»»

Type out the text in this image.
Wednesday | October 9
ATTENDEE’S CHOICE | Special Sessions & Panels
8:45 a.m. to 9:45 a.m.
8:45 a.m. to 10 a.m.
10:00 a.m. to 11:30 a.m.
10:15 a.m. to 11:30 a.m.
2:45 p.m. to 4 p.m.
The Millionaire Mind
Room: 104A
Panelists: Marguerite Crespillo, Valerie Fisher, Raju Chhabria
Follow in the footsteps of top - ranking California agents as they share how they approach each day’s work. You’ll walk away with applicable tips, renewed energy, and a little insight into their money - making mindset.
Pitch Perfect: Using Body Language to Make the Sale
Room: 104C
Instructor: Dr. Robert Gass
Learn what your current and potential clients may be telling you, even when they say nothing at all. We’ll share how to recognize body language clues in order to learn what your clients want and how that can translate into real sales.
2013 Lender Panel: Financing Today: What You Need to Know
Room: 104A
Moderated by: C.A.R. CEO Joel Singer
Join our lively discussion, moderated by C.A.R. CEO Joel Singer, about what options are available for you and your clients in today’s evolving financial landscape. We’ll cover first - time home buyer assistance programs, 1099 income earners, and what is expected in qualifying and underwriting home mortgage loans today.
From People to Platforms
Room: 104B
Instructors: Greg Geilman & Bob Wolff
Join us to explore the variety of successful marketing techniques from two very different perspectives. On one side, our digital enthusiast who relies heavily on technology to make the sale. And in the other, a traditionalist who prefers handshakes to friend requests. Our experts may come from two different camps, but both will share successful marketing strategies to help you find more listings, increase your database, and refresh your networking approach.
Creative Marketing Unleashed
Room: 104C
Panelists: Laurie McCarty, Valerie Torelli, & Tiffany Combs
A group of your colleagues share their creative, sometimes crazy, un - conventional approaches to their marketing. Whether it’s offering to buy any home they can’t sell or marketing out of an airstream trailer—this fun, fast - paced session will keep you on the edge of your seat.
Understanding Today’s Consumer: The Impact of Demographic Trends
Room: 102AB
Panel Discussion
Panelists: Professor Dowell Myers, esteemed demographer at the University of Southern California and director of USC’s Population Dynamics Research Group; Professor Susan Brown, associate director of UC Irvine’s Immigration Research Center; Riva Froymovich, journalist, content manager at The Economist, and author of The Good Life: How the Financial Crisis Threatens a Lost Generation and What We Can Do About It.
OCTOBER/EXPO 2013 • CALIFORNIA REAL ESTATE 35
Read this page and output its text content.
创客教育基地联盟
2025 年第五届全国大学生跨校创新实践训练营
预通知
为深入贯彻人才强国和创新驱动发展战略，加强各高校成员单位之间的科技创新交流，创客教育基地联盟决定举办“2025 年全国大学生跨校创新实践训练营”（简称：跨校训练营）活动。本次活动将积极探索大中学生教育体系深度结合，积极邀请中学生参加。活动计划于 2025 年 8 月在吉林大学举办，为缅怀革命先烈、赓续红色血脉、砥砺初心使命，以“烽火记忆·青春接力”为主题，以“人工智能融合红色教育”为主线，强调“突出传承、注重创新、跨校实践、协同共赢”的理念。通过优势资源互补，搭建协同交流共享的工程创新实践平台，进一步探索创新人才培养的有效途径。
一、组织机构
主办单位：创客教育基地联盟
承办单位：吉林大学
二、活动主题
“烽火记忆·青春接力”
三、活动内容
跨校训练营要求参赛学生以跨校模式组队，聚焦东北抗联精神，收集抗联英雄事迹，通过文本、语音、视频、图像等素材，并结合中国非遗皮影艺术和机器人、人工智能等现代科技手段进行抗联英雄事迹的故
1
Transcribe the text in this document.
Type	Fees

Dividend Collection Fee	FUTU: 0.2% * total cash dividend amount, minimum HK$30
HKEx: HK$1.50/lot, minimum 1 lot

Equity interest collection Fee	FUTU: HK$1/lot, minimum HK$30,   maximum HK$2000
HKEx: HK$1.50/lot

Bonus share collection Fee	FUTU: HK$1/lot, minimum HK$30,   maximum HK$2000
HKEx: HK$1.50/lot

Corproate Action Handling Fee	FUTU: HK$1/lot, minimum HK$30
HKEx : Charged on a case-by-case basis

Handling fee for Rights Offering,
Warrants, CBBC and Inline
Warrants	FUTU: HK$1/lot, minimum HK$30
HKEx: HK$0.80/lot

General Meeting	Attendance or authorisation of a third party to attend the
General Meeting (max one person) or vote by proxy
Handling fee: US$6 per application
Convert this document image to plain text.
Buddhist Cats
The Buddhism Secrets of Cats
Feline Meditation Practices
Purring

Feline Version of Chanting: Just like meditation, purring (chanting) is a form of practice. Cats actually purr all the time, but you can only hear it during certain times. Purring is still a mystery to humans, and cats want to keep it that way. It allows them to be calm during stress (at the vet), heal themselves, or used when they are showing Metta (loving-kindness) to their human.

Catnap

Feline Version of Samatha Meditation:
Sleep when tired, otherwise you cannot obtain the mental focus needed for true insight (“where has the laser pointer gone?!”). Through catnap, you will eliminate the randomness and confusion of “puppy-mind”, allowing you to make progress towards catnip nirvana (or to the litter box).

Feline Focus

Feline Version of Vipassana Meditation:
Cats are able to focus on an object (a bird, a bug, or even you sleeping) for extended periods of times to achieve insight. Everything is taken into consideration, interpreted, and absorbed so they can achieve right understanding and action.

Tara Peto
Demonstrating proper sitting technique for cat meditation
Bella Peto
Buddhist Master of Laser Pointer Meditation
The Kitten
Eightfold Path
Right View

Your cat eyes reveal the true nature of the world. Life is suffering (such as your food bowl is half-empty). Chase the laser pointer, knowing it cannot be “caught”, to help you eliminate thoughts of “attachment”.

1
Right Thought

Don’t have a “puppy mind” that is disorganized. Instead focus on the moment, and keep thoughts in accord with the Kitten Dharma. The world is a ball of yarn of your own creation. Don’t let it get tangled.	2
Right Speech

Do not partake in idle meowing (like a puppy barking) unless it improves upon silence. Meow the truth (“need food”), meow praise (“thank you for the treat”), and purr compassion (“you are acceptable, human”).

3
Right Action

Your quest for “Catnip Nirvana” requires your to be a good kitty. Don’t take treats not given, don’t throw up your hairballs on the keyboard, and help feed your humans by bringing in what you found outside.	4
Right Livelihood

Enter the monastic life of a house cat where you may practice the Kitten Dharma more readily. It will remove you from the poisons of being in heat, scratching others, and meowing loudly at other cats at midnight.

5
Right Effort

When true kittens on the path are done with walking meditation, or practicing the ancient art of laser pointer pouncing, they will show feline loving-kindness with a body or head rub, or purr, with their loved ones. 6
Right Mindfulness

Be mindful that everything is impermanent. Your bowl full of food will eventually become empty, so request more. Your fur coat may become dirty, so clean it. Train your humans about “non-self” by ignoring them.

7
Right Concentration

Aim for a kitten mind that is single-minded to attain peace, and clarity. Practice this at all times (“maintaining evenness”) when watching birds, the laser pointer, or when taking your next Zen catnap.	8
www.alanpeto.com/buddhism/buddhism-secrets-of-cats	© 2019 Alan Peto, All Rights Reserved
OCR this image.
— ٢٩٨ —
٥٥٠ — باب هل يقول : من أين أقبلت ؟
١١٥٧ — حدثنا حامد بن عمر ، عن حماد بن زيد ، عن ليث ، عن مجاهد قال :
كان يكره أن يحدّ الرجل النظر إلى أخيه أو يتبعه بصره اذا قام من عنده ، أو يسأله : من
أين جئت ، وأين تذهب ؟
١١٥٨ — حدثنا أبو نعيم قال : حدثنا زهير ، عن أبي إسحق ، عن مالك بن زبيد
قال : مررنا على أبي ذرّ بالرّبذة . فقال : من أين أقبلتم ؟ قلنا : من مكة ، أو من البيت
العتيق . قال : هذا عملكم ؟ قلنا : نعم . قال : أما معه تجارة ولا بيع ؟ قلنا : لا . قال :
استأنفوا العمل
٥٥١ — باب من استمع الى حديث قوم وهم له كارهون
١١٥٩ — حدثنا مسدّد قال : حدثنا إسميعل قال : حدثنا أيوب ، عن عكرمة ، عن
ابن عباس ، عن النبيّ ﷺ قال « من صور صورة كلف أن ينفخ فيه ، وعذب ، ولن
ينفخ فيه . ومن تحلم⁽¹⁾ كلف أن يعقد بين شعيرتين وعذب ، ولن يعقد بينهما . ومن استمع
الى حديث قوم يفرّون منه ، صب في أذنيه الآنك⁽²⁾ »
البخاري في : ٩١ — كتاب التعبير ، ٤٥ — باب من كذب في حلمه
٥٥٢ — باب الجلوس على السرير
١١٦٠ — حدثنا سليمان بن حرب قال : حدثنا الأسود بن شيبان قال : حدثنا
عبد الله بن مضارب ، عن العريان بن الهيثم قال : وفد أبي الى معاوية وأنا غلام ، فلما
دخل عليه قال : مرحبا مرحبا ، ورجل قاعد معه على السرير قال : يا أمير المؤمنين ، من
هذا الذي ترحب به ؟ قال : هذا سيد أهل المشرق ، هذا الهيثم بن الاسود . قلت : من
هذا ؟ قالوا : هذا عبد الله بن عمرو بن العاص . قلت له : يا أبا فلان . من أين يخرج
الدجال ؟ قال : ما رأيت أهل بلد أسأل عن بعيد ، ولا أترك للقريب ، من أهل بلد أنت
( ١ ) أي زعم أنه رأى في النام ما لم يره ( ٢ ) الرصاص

««

- GIVEN INSTRUCTION
Reproduce exactly the line that holds "OCR this image.", then every line after it, ending with the final line of the records above.

- ANSWER TO THE TASK
OCR this image.
— ٢٩٨ —
٥٥٠ — باب هل يقول : من أين أقبلت ؟
١١٥٧ — حدثنا حامد بن عمر ، عن حماد بن زيد ، عن ليث ، عن مجاهد قال :
كان يكره أن يحدّ الرجل النظر إلى أخيه أو يتبعه بصره اذا قام من عنده ، أو يسأله : من
أين جئت ، وأين تذهب ؟
١١٥٨ — حدثنا أبو نعيم قال : حدثنا زهير ، عن أبي إسحق ، عن مالك بن زبيد
قال : مررنا على أبي ذرّ بالرّبذة . فقال : من أين أقبلتم ؟ قلنا : من مكة ، أو من البيت
العتيق . قال : هذا عملكم ؟ قلنا : نعم . قال : أما معه تجارة ولا بيع ؟ قلنا : لا . قال :
استأنفوا العمل
٥٥١ — باب من استمع الى حديث قوم وهم له كارهون
١١٥٩ — حدثنا مسدّد قال : حدثنا إسميعل قال : حدثنا أيوب ، عن عكرمة ، عن
ابن عباس ، عن النبيّ ﷺ قال « من صور صورة كلف أن ينفخ فيه ، وعذب ، ولن
ينفخ فيه . ومن تحلم⁽¹⁾ كلف أن يعقد بين شعيرتين وعذب ، ولن يعقد بينهما . ومن استمع
الى حديث قوم يفرّون منه ، صب في أذنيه الآنك⁽²⁾ »
البخاري في : ٩١ — كتاب التعبير ، ٤٥ — باب من كذب في حلمه
٥٥٢ — باب الجلوس على السرير
١١٦٠ — حدثنا سليمان بن حرب قال : حدثنا الأسود بن شيبان قال : حدثنا
عبد الله بن مضارب ، عن العريان بن الهيثم قال : وفد أبي الى معاوية وأنا غلام ، فلما
دخل عليه قال : مرحبا مرحبا ، ورجل قاعد معه على السرير قال : يا أمير المؤمنين ، من
هذا الذي ترحب به ؟ قال : هذا سيد أهل المشرق ، هذا الهيثم بن الاسود . قلت : من
هذا ؟ قالوا : هذا عبد الله بن عمرو بن العاص . قلت له : يا أبا فلان . من أين يخرج
الدجال ؟ قال : ما رأيت أهل بلد أسأل عن بعيد ، ولا أترك للقريب ، من أهل بلد أنت
( ١ ) أي زعم أنه رأى في النام ما لم يره ( ٢ ) الرصاص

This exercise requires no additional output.